> Cosa fare
1) Rispondi a queste domande sull'articolo relativo al Parco del Gargano.
(a) Quale sezione del Tribunale Amministrativo Regionale per la Puglia ha accolto il ricorso?
(b) Chi formalizzò l'intesa sul nome di D'Errico?
(c) A chi resta affidata la gestione commissariale del Parco?
2) Prosegui l'articolo sul Parco del Gargano a partire dall'ultima frase riportata.

> Brano scelto
□ □ □ □ □ □ □
PARCO DEL GARGANO, IL TAR ACCOGLIE IL RICORSO DI D’ERRICO: «IL MINISTERO DECIDA ENTRO 60 GIORNI»

Svolta nella vicenda legata alla presidenza dell’Ente Parco Nazionale del Gargano. La prima sezione del Tribunale Amministrativo Regionale per la Puglia ha accolto il ricorso presentato da Vincenzo D’Errico, imprenditore di Rodi Garganico e candidato alla guida dell’Ente, contro il Ministero dell’Ambiente e della Sicurezza Energetica.
La controversia trae origine dalla procedura d’intesa avviata nell’estate del 2025, quando il Ministero trasmise alla Regione Puglia una terna di nominativi per la presidenza dell’Ente con sede a Monte Sant’Angelo. L’allora presidente della Regione, Michele Emiliano, formalizzò l’intesa proprio sul nome di D’Errico.
Nonostante il decorso dei termini e un successivo sollecito formale, il Ministero non avrebbe portato a conclusione l’iter, mentre la gestione commissariale del Parco è stata prorogata e resta affidata a Raffaele Di Mauro.
□ □ □ □ □ □ □
> Materiale fornito
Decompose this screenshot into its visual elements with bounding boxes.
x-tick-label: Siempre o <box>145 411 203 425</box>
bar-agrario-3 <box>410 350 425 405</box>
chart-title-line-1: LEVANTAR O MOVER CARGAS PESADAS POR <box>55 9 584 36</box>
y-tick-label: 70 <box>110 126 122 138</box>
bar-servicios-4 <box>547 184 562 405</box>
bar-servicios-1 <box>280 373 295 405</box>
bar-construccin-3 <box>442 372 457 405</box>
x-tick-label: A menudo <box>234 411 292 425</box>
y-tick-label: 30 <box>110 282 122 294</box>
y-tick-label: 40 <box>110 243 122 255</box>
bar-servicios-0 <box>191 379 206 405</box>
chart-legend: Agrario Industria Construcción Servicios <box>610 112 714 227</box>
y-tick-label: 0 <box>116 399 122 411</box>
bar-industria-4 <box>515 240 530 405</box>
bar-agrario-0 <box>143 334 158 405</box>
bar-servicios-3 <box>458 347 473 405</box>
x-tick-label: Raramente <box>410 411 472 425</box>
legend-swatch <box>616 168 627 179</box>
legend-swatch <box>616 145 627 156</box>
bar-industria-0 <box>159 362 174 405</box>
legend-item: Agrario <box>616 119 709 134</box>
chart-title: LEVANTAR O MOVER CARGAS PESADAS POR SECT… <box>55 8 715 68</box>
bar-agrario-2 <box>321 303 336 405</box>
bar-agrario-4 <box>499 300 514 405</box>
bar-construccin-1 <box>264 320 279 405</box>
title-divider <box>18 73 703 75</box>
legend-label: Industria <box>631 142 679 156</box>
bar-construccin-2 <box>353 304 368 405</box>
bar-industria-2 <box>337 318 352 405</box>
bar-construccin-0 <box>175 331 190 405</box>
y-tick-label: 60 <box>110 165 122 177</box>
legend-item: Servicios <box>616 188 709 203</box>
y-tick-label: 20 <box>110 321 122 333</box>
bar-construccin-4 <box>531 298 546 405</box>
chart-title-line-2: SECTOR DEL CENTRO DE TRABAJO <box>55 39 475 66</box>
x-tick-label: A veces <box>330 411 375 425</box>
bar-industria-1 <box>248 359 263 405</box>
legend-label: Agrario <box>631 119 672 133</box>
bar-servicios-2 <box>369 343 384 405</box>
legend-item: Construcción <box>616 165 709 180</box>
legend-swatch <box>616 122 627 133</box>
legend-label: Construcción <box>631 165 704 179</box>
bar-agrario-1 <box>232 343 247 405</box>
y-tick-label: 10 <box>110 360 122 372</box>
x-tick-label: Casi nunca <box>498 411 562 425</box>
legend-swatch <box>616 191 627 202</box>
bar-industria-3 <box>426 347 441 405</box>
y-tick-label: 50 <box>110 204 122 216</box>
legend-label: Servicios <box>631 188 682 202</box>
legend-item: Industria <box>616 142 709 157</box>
□ □ □ □ □ □ □
> Esercizi svolti
1)
(a) La prima sezione.
(b) Michele Emiliano, allora presidente della Regione Puglia.
(c) A Raffaele Di Mauro.

2)
I giudici amministrativi hanno chiarito che la proroga del commissariamento rappresenta una misura temporanea e non solleva la Pubblica Amministrazione dall’obbligo di concludere il procedimento. Il Ministero dovrà quindi adottare un provvedimento definitivo entro 60 giorni.
In caso di ulteriore inadempienza, il Tar si riserva la possibilità di nominare un commissario ad acta affinché porti a compimento la procedura.
Nel luglio scorso D’Errico era stato ascoltato dalla Commissione Ambiente della Camera. Durante l’audizione si era registrato anche un botta e risposta con il deputato Giandonato La Salandra. L’incarico dell’attuale commissario Raffaele Di Mauro dovrebbe scadere il 16 gennaio 2027.